From the listing below, extract every line in which the word "letztere" appears.
───
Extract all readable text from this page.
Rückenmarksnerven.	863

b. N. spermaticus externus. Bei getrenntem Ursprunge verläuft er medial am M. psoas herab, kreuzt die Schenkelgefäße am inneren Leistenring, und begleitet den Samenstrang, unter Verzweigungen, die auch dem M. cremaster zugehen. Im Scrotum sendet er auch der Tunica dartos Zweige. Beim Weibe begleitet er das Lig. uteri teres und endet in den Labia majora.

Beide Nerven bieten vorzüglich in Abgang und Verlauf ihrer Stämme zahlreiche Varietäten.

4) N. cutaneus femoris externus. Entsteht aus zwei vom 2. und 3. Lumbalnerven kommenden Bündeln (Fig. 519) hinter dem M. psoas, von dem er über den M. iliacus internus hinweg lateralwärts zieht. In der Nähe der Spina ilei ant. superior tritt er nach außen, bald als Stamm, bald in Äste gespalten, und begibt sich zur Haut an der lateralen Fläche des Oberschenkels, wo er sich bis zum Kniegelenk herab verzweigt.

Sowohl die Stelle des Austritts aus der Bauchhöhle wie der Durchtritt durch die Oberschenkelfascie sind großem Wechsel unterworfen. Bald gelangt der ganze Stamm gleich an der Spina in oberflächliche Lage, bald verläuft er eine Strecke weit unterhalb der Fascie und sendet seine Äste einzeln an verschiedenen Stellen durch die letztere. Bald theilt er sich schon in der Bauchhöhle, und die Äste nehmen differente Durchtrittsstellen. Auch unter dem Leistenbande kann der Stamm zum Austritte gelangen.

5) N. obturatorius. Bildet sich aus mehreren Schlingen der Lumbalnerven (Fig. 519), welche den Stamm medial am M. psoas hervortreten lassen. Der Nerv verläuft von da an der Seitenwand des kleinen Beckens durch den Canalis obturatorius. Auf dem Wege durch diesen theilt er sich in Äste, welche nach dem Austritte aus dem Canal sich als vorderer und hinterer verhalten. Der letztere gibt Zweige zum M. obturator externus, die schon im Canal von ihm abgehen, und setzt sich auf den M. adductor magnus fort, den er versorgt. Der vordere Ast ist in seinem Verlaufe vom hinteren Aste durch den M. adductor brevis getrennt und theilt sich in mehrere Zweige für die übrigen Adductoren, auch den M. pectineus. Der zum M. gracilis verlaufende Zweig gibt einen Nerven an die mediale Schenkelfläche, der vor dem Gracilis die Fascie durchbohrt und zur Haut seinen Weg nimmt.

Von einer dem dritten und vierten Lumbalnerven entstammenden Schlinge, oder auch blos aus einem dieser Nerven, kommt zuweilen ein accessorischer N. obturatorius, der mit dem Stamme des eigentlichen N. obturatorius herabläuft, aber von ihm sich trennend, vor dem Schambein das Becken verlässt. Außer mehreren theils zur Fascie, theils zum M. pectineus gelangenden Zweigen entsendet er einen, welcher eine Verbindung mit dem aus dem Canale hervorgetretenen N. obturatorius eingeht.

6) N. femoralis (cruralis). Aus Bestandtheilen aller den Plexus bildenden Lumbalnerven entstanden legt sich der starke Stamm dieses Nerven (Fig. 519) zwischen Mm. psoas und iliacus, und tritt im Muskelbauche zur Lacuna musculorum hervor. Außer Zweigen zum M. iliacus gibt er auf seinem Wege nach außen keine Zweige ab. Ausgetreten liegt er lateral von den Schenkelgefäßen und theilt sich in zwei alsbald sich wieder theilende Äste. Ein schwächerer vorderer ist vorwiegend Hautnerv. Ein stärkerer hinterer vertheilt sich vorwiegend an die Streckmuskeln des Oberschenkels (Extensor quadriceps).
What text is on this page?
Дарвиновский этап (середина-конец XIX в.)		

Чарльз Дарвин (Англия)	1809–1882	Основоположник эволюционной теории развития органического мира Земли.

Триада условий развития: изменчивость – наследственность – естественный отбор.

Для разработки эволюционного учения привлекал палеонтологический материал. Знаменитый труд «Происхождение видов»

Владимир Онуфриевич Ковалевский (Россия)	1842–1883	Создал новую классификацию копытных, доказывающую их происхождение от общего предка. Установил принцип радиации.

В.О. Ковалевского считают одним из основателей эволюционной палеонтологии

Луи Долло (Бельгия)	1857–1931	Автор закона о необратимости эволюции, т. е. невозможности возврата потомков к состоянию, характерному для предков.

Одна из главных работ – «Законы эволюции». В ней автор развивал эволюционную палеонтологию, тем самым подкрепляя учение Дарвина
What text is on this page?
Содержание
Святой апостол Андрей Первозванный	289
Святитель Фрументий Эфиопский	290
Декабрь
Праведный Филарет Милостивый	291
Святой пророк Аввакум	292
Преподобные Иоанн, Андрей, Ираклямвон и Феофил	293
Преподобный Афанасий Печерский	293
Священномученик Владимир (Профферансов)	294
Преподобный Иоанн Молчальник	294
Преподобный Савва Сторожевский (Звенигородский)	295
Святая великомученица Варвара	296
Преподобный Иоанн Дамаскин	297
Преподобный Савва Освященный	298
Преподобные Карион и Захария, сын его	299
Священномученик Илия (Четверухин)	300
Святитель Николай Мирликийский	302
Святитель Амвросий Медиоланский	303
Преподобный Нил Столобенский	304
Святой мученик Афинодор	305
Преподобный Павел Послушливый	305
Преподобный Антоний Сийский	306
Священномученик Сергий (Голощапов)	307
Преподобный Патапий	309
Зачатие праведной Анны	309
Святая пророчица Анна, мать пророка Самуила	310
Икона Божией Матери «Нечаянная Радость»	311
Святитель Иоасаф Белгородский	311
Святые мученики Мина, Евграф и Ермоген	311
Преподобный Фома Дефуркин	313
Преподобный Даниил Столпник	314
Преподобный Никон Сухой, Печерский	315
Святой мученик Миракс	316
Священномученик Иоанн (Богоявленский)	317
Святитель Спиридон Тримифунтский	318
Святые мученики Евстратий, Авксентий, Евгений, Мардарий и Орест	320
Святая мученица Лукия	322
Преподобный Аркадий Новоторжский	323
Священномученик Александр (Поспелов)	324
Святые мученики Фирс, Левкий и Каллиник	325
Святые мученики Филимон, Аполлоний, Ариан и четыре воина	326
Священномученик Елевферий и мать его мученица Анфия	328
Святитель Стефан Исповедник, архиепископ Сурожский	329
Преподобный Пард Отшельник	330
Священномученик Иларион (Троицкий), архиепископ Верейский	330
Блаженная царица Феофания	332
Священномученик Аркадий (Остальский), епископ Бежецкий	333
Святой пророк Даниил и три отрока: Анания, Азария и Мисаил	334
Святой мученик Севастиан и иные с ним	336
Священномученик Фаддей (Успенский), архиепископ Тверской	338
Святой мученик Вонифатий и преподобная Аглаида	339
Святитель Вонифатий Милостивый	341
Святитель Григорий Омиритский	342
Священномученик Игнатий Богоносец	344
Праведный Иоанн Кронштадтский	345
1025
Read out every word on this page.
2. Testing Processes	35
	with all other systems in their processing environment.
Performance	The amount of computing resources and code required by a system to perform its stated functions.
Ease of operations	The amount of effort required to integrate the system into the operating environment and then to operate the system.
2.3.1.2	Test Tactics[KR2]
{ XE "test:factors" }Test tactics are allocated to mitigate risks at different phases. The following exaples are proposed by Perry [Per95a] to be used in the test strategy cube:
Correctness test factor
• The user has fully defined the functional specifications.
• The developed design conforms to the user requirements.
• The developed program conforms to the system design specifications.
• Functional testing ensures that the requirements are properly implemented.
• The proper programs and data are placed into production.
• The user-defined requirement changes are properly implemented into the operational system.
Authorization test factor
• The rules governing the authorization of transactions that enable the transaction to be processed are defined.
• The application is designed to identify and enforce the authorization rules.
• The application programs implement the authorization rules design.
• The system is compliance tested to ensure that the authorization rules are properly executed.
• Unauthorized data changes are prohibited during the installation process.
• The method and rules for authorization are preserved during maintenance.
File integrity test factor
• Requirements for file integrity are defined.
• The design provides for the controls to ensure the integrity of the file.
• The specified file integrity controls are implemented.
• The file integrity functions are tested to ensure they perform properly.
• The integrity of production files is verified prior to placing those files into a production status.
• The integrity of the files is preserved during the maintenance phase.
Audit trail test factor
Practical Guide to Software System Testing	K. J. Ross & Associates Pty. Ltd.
───
Complete output —
Sowohl die Stelle des Austritts aus der Bauchhöhle wie der Durchtritt durch die Oberschenkelfascie sind großem Wechsel unterworfen. Bald gelangt der ganze Stamm gleich an der Spina in oberflächliche Lage, bald verläuft er eine Strecke weit unterhalb der Fascie und sendet seine Äste einzeln an verschiedenen Stellen durch die letztere. Bald theilt er sich schon in der Bauchhöhle, und die Äste nehmen differente Durchtrittsstellen. Auch unter dem Leistenbande kann der Stamm zum Austritte gelangen.
5) N. obturatorius. Bildet sich aus mehreren Schlingen der Lumbalnerven (Fig. 519), welche den Stamm medial am M. psoas hervortreten lassen. Der Nerv verläuft von da an der Seitenwand des kleinen Beckens durch den Canalis obturatorius. Auf dem Wege durch diesen theilt er sich in Äste, welche nach dem Austritte aus dem Canal sich als vorderer und hinterer verhalten. Der letztere gibt Zweige zum M. obturator externus, die schon im Canal von ihm abgehen, und setzt sich auf den M. adductor magnus fort, den er versorgt. Der vordere Ast ist in seinem Verlaufe vom hinteren Aste durch den M. adductor brevis getrennt und theilt sich in mehrere Zweige für die übrigen Adductoren, auch den M. pectineus. Der zum M. gracilis verlaufende Zweig gibt einen Nerven an die mediale Schenkelfläche, der vor dem Gracilis die Fascie durchbohrt und zur Haut seinen Weg nimmt.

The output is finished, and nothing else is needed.